◆ **Text excerpt**
= Beginning of Section =

Hepcidin has been shown to be an acute phase reactant, induced by infection and inflammation. Ongoing inflammation was shown in rheumatic valve disease (RVD). In this study we want to investigate whether there is a relationship between inflammation and impaired iron metabolism and the role of hepcidin on serum iron levels.

Methods and Results:

Fourty-six patients with RVD and 34 healthy individuals were included in the study. Serum hepcidin, high-sensitive C-reactive protein (hs-CRP), hemoglobin, hematocrit, iron, iron-binding capacity, ferritin levels were measured. Serum hepcidin levels were significantly increased in patients with RVD than in control group (316 ± 121 ng/mL vs 435 ± 126 ng/mL; P < .001). Serum hs-CRP levels were no significantly higher in the patient group in than in the control group (3.9 ± 3.6 mg/L vs 3.5 ± 3.7 mg/L; P = .521).

Conclusion:

Hepcidin levels are decreased independently from hs-CRP levels as a compensatory mechanism to increase the iron absorption in response to decreased serum iron levels in patients with RVD.

= End of Section =

◆ **Work order A**
Condense the paragraph of the hepcidin excerpt that begins "Hepcidin has been shown to be an acute phase reactant" into two shorter sentences, keeping its main facts.
◆ **Work order B**
List every parameter that the hepcidin excerpt says was measured in the participants.
The material that follows comes from a separate source.

[Stored data entries]
= Beginning of Section =

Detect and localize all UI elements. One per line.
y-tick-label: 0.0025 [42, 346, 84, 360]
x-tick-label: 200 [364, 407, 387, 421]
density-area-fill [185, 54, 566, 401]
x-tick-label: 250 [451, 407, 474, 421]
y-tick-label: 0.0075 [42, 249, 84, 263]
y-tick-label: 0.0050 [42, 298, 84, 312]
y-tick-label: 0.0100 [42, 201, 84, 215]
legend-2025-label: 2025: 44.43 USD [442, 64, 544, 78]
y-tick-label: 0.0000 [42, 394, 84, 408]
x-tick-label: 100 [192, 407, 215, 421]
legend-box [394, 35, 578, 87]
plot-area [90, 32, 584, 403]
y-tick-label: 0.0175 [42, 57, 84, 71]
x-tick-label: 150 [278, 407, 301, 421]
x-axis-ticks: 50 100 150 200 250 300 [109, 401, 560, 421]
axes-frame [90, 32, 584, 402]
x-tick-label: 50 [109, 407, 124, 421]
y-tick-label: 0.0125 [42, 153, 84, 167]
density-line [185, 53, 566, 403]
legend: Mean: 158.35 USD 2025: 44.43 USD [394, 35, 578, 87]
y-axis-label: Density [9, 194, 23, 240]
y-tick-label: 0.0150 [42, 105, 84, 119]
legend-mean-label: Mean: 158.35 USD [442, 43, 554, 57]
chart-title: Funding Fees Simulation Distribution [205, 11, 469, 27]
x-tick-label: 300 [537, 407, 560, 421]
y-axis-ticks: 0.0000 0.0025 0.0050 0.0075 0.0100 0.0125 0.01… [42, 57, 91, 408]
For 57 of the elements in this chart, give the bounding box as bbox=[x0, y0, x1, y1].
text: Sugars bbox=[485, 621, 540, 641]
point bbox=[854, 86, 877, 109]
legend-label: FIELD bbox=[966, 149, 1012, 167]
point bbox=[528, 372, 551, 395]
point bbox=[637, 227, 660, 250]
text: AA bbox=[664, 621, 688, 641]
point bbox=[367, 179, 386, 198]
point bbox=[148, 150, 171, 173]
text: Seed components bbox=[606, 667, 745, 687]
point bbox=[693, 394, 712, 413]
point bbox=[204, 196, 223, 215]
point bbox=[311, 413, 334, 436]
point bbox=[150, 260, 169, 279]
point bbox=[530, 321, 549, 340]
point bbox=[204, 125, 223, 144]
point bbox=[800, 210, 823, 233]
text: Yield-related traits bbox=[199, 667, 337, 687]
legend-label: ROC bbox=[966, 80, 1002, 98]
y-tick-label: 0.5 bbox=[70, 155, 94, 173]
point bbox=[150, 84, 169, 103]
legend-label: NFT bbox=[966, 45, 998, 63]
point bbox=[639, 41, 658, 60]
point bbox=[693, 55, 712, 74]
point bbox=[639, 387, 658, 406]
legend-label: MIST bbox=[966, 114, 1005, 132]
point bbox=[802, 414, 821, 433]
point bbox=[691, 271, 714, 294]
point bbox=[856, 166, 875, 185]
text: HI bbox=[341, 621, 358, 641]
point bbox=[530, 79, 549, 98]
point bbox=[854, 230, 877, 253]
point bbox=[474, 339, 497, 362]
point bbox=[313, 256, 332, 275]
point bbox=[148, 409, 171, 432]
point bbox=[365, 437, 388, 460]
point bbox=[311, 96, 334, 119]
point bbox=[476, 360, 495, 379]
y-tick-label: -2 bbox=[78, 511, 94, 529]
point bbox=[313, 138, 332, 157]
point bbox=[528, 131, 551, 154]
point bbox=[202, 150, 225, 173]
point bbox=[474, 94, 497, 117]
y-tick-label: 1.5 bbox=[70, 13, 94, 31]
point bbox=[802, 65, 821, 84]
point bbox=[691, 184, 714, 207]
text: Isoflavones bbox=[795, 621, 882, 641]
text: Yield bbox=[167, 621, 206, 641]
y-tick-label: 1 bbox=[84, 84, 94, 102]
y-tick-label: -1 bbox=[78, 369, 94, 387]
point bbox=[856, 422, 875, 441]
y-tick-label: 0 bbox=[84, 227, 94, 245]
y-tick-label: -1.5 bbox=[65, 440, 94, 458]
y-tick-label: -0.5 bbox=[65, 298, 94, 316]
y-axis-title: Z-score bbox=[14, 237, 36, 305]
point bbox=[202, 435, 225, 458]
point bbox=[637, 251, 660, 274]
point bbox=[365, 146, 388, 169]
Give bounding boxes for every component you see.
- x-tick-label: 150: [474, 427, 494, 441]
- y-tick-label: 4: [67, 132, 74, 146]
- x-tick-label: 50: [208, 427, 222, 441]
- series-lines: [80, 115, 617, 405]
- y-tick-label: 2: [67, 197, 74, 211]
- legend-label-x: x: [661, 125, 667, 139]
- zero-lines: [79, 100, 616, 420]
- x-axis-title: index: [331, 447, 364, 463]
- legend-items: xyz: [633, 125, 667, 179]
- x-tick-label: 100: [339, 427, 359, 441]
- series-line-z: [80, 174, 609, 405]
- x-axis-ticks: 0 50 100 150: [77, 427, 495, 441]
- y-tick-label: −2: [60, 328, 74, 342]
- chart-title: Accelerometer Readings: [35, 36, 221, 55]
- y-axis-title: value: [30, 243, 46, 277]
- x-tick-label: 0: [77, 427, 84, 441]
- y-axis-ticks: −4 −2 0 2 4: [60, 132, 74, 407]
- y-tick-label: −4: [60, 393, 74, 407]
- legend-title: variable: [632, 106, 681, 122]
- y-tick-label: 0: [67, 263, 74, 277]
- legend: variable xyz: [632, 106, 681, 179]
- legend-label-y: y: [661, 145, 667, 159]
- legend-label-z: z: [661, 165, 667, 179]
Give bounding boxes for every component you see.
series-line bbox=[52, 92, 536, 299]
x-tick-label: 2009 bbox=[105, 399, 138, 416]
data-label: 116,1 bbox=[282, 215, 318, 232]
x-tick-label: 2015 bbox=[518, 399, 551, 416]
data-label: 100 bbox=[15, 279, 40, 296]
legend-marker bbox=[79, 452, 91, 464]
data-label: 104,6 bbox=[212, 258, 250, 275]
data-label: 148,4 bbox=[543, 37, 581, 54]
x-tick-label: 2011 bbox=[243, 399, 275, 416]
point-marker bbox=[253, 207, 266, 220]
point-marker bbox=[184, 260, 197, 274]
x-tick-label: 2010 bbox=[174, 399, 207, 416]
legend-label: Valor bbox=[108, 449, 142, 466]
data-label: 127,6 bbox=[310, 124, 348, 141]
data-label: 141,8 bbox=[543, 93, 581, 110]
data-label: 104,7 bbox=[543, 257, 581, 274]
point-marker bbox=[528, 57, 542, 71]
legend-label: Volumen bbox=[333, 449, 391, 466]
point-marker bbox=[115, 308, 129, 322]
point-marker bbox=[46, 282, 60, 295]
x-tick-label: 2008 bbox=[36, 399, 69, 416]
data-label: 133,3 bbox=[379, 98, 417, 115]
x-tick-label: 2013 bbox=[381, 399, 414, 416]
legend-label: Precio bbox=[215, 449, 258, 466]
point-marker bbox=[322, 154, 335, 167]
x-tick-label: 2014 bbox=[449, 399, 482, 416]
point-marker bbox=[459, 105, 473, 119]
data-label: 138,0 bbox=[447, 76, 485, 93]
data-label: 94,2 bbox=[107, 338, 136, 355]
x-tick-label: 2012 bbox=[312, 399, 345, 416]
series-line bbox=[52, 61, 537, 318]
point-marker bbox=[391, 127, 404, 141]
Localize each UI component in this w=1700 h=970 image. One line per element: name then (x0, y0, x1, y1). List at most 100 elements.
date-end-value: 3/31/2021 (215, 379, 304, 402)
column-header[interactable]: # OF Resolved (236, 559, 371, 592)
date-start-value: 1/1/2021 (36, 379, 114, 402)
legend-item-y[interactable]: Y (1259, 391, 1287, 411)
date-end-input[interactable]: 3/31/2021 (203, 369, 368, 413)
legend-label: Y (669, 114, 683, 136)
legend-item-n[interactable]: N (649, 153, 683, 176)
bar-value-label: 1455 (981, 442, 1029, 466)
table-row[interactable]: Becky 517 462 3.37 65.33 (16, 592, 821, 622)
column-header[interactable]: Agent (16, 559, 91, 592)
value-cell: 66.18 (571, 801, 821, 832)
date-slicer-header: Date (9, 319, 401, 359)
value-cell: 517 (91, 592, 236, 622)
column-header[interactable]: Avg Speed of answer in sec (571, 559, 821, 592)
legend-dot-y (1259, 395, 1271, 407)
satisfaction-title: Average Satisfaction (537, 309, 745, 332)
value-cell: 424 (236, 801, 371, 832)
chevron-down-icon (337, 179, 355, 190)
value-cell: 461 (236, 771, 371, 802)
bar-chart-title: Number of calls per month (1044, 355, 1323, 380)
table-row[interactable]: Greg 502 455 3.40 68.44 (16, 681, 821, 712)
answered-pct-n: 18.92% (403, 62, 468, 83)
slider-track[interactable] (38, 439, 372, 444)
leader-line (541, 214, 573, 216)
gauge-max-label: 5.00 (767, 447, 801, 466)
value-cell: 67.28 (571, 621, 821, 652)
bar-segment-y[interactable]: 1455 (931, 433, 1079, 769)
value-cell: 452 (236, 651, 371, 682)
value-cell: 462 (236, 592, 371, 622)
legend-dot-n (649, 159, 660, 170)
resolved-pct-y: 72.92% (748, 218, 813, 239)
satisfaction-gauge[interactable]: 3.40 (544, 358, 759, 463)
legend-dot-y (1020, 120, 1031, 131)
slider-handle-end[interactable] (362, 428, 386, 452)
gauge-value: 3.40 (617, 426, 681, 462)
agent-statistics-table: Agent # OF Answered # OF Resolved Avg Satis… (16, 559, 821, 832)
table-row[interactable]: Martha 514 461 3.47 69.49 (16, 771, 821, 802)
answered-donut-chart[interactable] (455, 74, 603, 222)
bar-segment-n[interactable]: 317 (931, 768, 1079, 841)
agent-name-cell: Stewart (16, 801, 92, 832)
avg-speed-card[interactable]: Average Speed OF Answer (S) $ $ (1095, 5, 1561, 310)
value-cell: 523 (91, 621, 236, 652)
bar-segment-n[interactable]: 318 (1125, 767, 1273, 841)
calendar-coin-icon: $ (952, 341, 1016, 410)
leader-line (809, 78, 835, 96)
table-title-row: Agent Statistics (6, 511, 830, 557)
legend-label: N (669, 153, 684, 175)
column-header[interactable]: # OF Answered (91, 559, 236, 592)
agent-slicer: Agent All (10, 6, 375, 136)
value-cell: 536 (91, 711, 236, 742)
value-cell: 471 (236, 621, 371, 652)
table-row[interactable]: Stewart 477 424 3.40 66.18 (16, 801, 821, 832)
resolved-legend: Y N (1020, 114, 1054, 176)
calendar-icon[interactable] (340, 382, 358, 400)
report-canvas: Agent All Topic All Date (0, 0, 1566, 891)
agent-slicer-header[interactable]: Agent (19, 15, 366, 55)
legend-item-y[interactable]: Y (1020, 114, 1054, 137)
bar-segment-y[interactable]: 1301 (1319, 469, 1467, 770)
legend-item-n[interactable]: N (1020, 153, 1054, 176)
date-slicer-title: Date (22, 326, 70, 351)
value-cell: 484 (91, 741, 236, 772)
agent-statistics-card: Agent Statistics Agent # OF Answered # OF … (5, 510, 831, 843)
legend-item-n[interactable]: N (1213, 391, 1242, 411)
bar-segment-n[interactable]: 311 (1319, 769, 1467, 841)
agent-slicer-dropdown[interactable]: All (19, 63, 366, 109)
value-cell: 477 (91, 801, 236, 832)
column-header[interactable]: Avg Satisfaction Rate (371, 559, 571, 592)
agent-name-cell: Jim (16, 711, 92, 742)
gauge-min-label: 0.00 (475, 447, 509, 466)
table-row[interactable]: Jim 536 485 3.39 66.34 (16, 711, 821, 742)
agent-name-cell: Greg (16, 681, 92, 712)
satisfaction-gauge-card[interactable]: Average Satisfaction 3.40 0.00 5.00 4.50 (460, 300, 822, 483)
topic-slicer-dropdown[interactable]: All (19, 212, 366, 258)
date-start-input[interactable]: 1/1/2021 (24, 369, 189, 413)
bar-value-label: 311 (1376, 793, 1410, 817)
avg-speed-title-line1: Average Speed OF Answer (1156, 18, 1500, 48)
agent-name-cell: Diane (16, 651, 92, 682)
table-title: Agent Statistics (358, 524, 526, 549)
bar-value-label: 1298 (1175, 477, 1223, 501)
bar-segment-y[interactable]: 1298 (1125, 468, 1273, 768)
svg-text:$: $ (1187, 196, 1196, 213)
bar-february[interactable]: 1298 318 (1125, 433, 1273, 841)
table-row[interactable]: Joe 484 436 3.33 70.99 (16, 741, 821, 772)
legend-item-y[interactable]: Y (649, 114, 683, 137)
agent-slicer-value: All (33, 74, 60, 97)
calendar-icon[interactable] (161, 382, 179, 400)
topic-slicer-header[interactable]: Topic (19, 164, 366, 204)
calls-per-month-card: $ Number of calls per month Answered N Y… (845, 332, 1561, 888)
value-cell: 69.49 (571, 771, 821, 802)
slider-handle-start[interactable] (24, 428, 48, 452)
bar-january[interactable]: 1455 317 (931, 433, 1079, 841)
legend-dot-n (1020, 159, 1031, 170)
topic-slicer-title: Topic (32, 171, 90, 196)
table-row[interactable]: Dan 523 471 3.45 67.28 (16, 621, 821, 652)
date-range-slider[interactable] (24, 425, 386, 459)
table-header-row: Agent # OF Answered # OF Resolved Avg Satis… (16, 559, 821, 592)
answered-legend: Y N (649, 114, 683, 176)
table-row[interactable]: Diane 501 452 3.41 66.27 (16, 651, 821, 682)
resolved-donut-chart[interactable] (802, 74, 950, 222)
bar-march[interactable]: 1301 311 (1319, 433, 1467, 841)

= End of Section =

◆ **Result A**
Hepcidin is an acute phase reactant induced by infection and inflammation, and ongoing inflammation has been shown in rheumatic valve disease (RVD). The study investigates whether inflammation is related to impaired iron metabolism and what role hepcidin plays in serum iron levels.

◆ **Result B**
- Serum hepcidin
- High-sensitive C-reactive protein (hs-CRP)
- Hemoglobin
- Hematocrit
- Iron
- Iron-binding capacity
- Ferritin